Your task: Set down the records once more, please, exactly and with the pictures left out.

Exercise material:
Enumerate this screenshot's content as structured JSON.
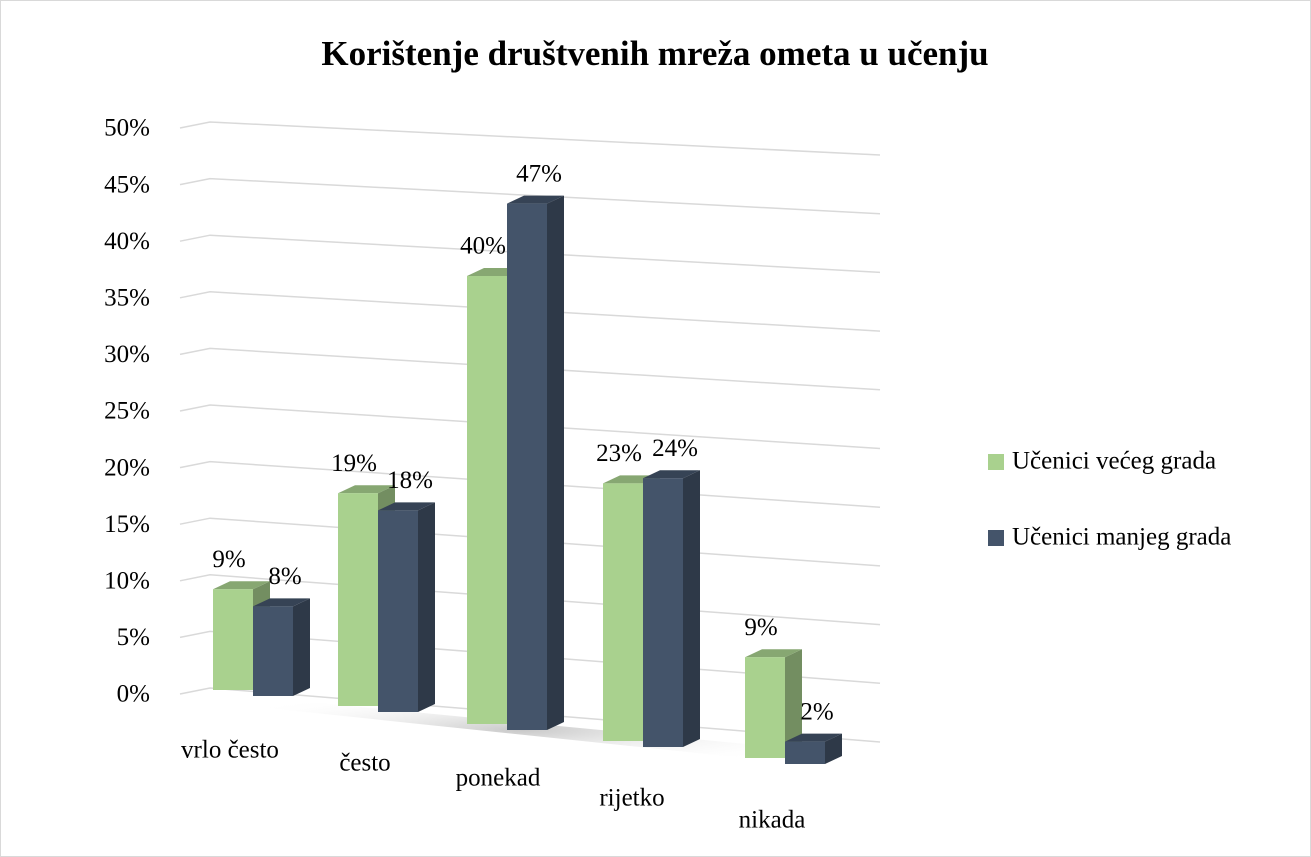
{
  "chart_data": {
    "type": "bar3d",
    "title": "Korištenje društvenih mreža ometa u učenju",
    "categories": [
      "vrlo često",
      "često",
      "ponekad",
      "rijetko",
      "nikada"
    ],
    "series": [
      {
        "name": "Učenici većeg grada",
        "color": "#a9d18e",
        "values": [
          9,
          19,
          40,
          23,
          9
        ],
        "value_labels": [
          "9%",
          "19%",
          "40%",
          "23%",
          "9%"
        ]
      },
      {
        "name": "Učenici manjeg grada",
        "color": "#44546a",
        "values": [
          8,
          18,
          47,
          24,
          2
        ],
        "value_labels": [
          "8%",
          "18%",
          "47%",
          "24%",
          "2%"
        ]
      }
    ],
    "ylim": [
      0,
      50
    ],
    "yticks": [
      {
        "value": 0,
        "label": "0%"
      },
      {
        "value": 5,
        "label": "5%"
      },
      {
        "value": 10,
        "label": "10%"
      },
      {
        "value": 15,
        "label": "15%"
      },
      {
        "value": 20,
        "label": "20%"
      },
      {
        "value": 25,
        "label": "25%"
      },
      {
        "value": 30,
        "label": "30%"
      },
      {
        "value": 35,
        "label": "35%"
      },
      {
        "value": 40,
        "label": "40%"
      },
      {
        "value": 45,
        "label": "45%"
      },
      {
        "value": 50,
        "label": "50%"
      }
    ],
    "grid": true,
    "legend": "right"
  }
}
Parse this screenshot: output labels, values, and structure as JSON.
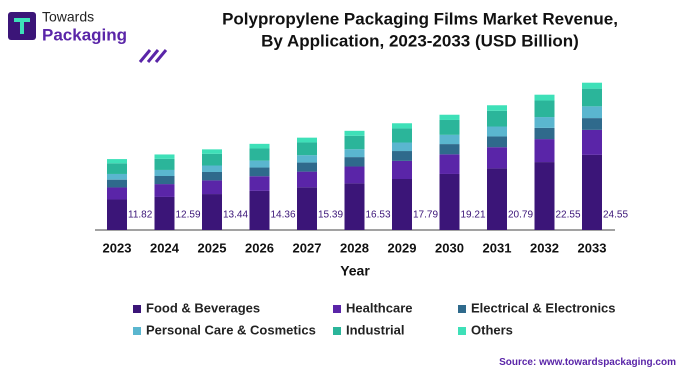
{
  "logo": {
    "line1": "Towards",
    "line2": "Packaging"
  },
  "chart_data": {
    "type": "bar",
    "stacked": true,
    "title": [
      "Polypropylene Packaging Films Market Revenue,",
      "By Application, 2023-2033 (USD Billion)"
    ],
    "x_label": "Year",
    "categories": [
      "2023",
      "2024",
      "2025",
      "2026",
      "2027",
      "2028",
      "2029",
      "2030",
      "2031",
      "2032",
      "2033"
    ],
    "series": [
      {
        "name": "Food & Beverages",
        "color": "#3b1578",
        "values": [
          5.08,
          5.51,
          5.99,
          6.52,
          7.11,
          7.77,
          8.5,
          9.34,
          10.27,
          11.32,
          12.52
        ]
      },
      {
        "name": "Healthcare",
        "color": "#5a25a8",
        "values": [
          2.01,
          2.14,
          2.28,
          2.44,
          2.62,
          2.81,
          3.02,
          3.27,
          3.53,
          3.83,
          4.17
        ]
      },
      {
        "name": "Electrical & Electronics",
        "color": "#2f6a8c",
        "values": [
          1.3,
          1.35,
          1.4,
          1.45,
          1.51,
          1.57,
          1.64,
          1.71,
          1.79,
          1.87,
          1.96
        ]
      },
      {
        "name": "Personal Care & Cosmetics",
        "color": "#5ab6cf",
        "values": [
          0.95,
          1.01,
          1.08,
          1.15,
          1.23,
          1.32,
          1.42,
          1.54,
          1.66,
          1.8,
          1.96
        ]
      },
      {
        "name": "Industrial",
        "color": "#2bb59a",
        "values": [
          1.77,
          1.85,
          1.94,
          2.02,
          2.12,
          2.23,
          2.35,
          2.48,
          2.62,
          2.77,
          2.95
        ]
      },
      {
        "name": "Others",
        "color": "#3ee0b8",
        "values": [
          0.71,
          0.73,
          0.75,
          0.78,
          0.8,
          0.83,
          0.86,
          0.87,
          0.92,
          0.96,
          0.99
        ]
      }
    ],
    "totals": [
      11.82,
      12.59,
      13.44,
      14.36,
      15.39,
      16.53,
      17.79,
      19.21,
      20.79,
      22.55,
      24.55
    ],
    "label_color": "#3b1578",
    "source_label": "Source:",
    "source_url": "www.towardspackaging.com"
  }
}
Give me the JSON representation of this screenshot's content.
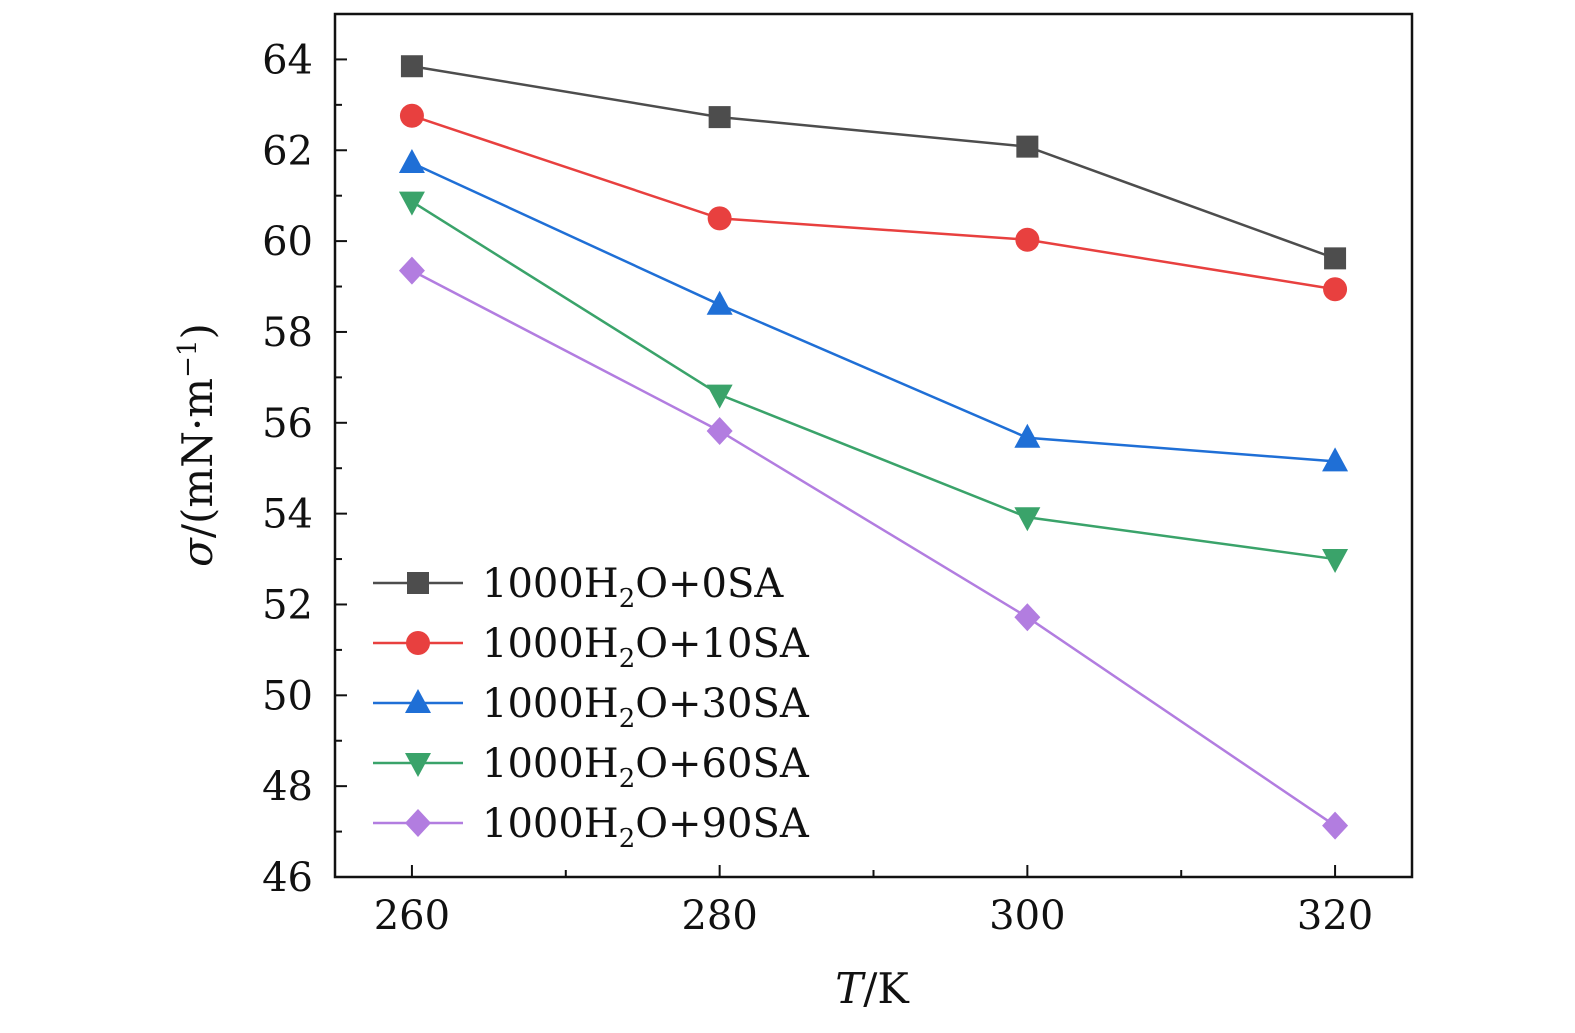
{
  "chart_data": {
    "type": "line",
    "title": "",
    "x": [
      260,
      280,
      300,
      320
    ],
    "xlabel": {
      "var": "T",
      "unit": "/K"
    },
    "ylabel": {
      "var": "σ",
      "unit": "/(mN·m",
      "exp": "−1",
      "close": ")"
    },
    "xlim": [
      255,
      325
    ],
    "ylim": [
      46,
      65
    ],
    "xticks": [
      260,
      280,
      300,
      320
    ],
    "yticks": [
      46,
      48,
      50,
      52,
      54,
      56,
      58,
      60,
      62,
      64
    ],
    "grid": false,
    "legend_position": "bottom-left",
    "series": [
      {
        "name": "1000H2O+0SA",
        "label_pre": "1000H",
        "label_sub": "2",
        "label_post": "O+0SA",
        "color": "#4d4d4d",
        "marker": "square",
        "values": [
          63.85,
          62.73,
          62.08,
          59.62
        ]
      },
      {
        "name": "1000H2O+10SA",
        "label_pre": "1000H",
        "label_sub": "2",
        "label_post": "O+10SA",
        "color": "#e8403f",
        "marker": "circle",
        "values": [
          62.76,
          60.5,
          60.03,
          58.94
        ]
      },
      {
        "name": "1000H2O+30SA",
        "label_pre": "1000H",
        "label_sub": "2",
        "label_post": "O+30SA",
        "color": "#1f6fd6",
        "marker": "triangle-up",
        "values": [
          61.72,
          58.6,
          55.67,
          55.15
        ]
      },
      {
        "name": "1000H2O+60SA",
        "label_pre": "1000H",
        "label_sub": "2",
        "label_post": "O+60SA",
        "color": "#3aa36a",
        "marker": "triangle-down",
        "values": [
          60.87,
          56.62,
          53.92,
          53.0
        ]
      },
      {
        "name": "1000H2O+90SA",
        "label_pre": "1000H",
        "label_sub": "2",
        "label_post": "O+90SA",
        "color": "#b27de0",
        "marker": "diamond",
        "values": [
          59.35,
          55.82,
          51.72,
          47.13
        ]
      }
    ]
  }
}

Expected answer:
Enumerate this screenshot's content as structured JSON.
{
  "chart_data": {
    "type": "bar3d",
    "title": "Korištenje društvenih mreža ometa u učenju",
    "categories": [
      "vrlo često",
      "često",
      "ponekad",
      "rijetko",
      "nikada"
    ],
    "series": [
      {
        "name": "Učenici većeg grada",
        "color": "#a9d18e",
        "values": [
          9,
          19,
          40,
          23,
          9
        ],
        "value_labels": [
          "9%",
          "19%",
          "40%",
          "23%",
          "9%"
        ]
      },
      {
        "name": "Učenici manjeg grada",
        "color": "#44546a",
        "values": [
          8,
          18,
          47,
          24,
          2
        ],
        "value_labels": [
          "8%",
          "18%",
          "47%",
          "24%",
          "2%"
        ]
      }
    ],
    "ylim": [
      0,
      50
    ],
    "yticks": [
      {
        "value": 0,
        "label": "0%"
      },
      {
        "value": 5,
        "label": "5%"
      },
      {
        "value": 10,
        "label": "10%"
      },
      {
        "value": 15,
        "label": "15%"
      },
      {
        "value": 20,
        "label": "20%"
      },
      {
        "value": 25,
        "label": "25%"
      },
      {
        "value": 30,
        "label": "30%"
      },
      {
        "value": 35,
        "label": "35%"
      },
      {
        "value": 40,
        "label": "40%"
      },
      {
        "value": 45,
        "label": "45%"
      },
      {
        "value": 50,
        "label": "50%"
      }
    ],
    "grid": true,
    "legend": "right"
  }
}
Parse this screenshot: output labels, values, and structure as JSON.
{
  "logo": {
    "line1": "Towards",
    "line2": "Packaging"
  },
  "chart_data": {
    "type": "bar",
    "stacked": true,
    "title": [
      "Polypropylene Packaging Films Market Revenue,",
      "By Application, 2023-2033 (USD Billion)"
    ],
    "x_label": "Year",
    "categories": [
      "2023",
      "2024",
      "2025",
      "2026",
      "2027",
      "2028",
      "2029",
      "2030",
      "2031",
      "2032",
      "2033"
    ],
    "series": [
      {
        "name": "Food & Beverages",
        "color": "#3b1578",
        "values": [
          5.08,
          5.51,
          5.99,
          6.52,
          7.11,
          7.77,
          8.5,
          9.34,
          10.27,
          11.32,
          12.52
        ]
      },
      {
        "name": "Healthcare",
        "color": "#5a25a8",
        "values": [
          2.01,
          2.14,
          2.28,
          2.44,
          2.62,
          2.81,
          3.02,
          3.27,
          3.53,
          3.83,
          4.17
        ]
      },
      {
        "name": "Electrical & Electronics",
        "color": "#2f6a8c",
        "values": [
          1.3,
          1.35,
          1.4,
          1.45,
          1.51,
          1.57,
          1.64,
          1.71,
          1.79,
          1.87,
          1.96
        ]
      },
      {
        "name": "Personal Care & Cosmetics",
        "color": "#5ab6cf",
        "values": [
          0.95,
          1.01,
          1.08,
          1.15,
          1.23,
          1.32,
          1.42,
          1.54,
          1.66,
          1.8,
          1.96
        ]
      },
      {
        "name": "Industrial",
        "color": "#2bb59a",
        "values": [
          1.77,
          1.85,
          1.94,
          2.02,
          2.12,
          2.23,
          2.35,
          2.48,
          2.62,
          2.77,
          2.95
        ]
      },
      {
        "name": "Others",
        "color": "#3ee0b8",
        "values": [
          0.71,
          0.73,
          0.75,
          0.78,
          0.8,
          0.83,
          0.86,
          0.87,
          0.92,
          0.96,
          0.99
        ]
      }
    ],
    "totals": [
      11.82,
      12.59,
      13.44,
      14.36,
      15.39,
      16.53,
      17.79,
      19.21,
      20.79,
      22.55,
      24.55
    ],
    "label_color": "#3b1578",
    "source_label": "Source:",
    "source_url": "www.towardspackaging.com"
  }
}
Give me the JSON representation of this screenshot's content.
{
  "chart_data": {
    "type": "line",
    "title": "",
    "x": [
      260,
      280,
      300,
      320
    ],
    "xlabel": {
      "var": "T",
      "unit": "/K"
    },
    "ylabel": {
      "var": "σ",
      "unit": "/(mN·m",
      "exp": "−1",
      "close": ")"
    },
    "xlim": [
      255,
      325
    ],
    "ylim": [
      46,
      65
    ],
    "xticks": [
      260,
      280,
      300,
      320
    ],
    "yticks": [
      46,
      48,
      50,
      52,
      54,
      56,
      58,
      60,
      62,
      64
    ],
    "grid": false,
    "legend_position": "bottom-left",
    "series": [
      {
        "name": "1000H2O+0SA",
        "label_pre": "1000H",
        "label_sub": "2",
        "label_post": "O+0SA",
        "color": "#4d4d4d",
        "marker": "square",
        "values": [
          63.85,
          62.73,
          62.08,
          59.62
        ]
      },
      {
        "name": "1000H2O+10SA",
        "label_pre": "1000H",
        "label_sub": "2",
        "label_post": "O+10SA",
        "color": "#e8403f",
        "marker": "circle",
        "values": [
          62.76,
          60.5,
          60.03,
          58.94
        ]
      },
      {
        "name": "1000H2O+30SA",
        "label_pre": "1000H",
        "label_sub": "2",
        "label_post": "O+30SA",
        "color": "#1f6fd6",
        "marker": "triangle-up",
        "values": [
          61.72,
          58.6,
          55.67,
          55.15
        ]
      },
      {
        "name": "1000H2O+60SA",
        "label_pre": "1000H",
        "label_sub": "2",
        "label_post": "O+60SA",
        "color": "#3aa36a",
        "marker": "triangle-down",
        "values": [
          60.87,
          56.62,
          53.92,
          53.0
        ]
      },
      {
        "name": "1000H2O+90SA",
        "label_pre": "1000H",
        "label_sub": "2",
        "label_post": "O+90SA",
        "color": "#b27de0",
        "marker": "diamond",
        "values": [
          59.35,
          55.82,
          51.72,
          47.13
        ]
      }
    ]
  }
}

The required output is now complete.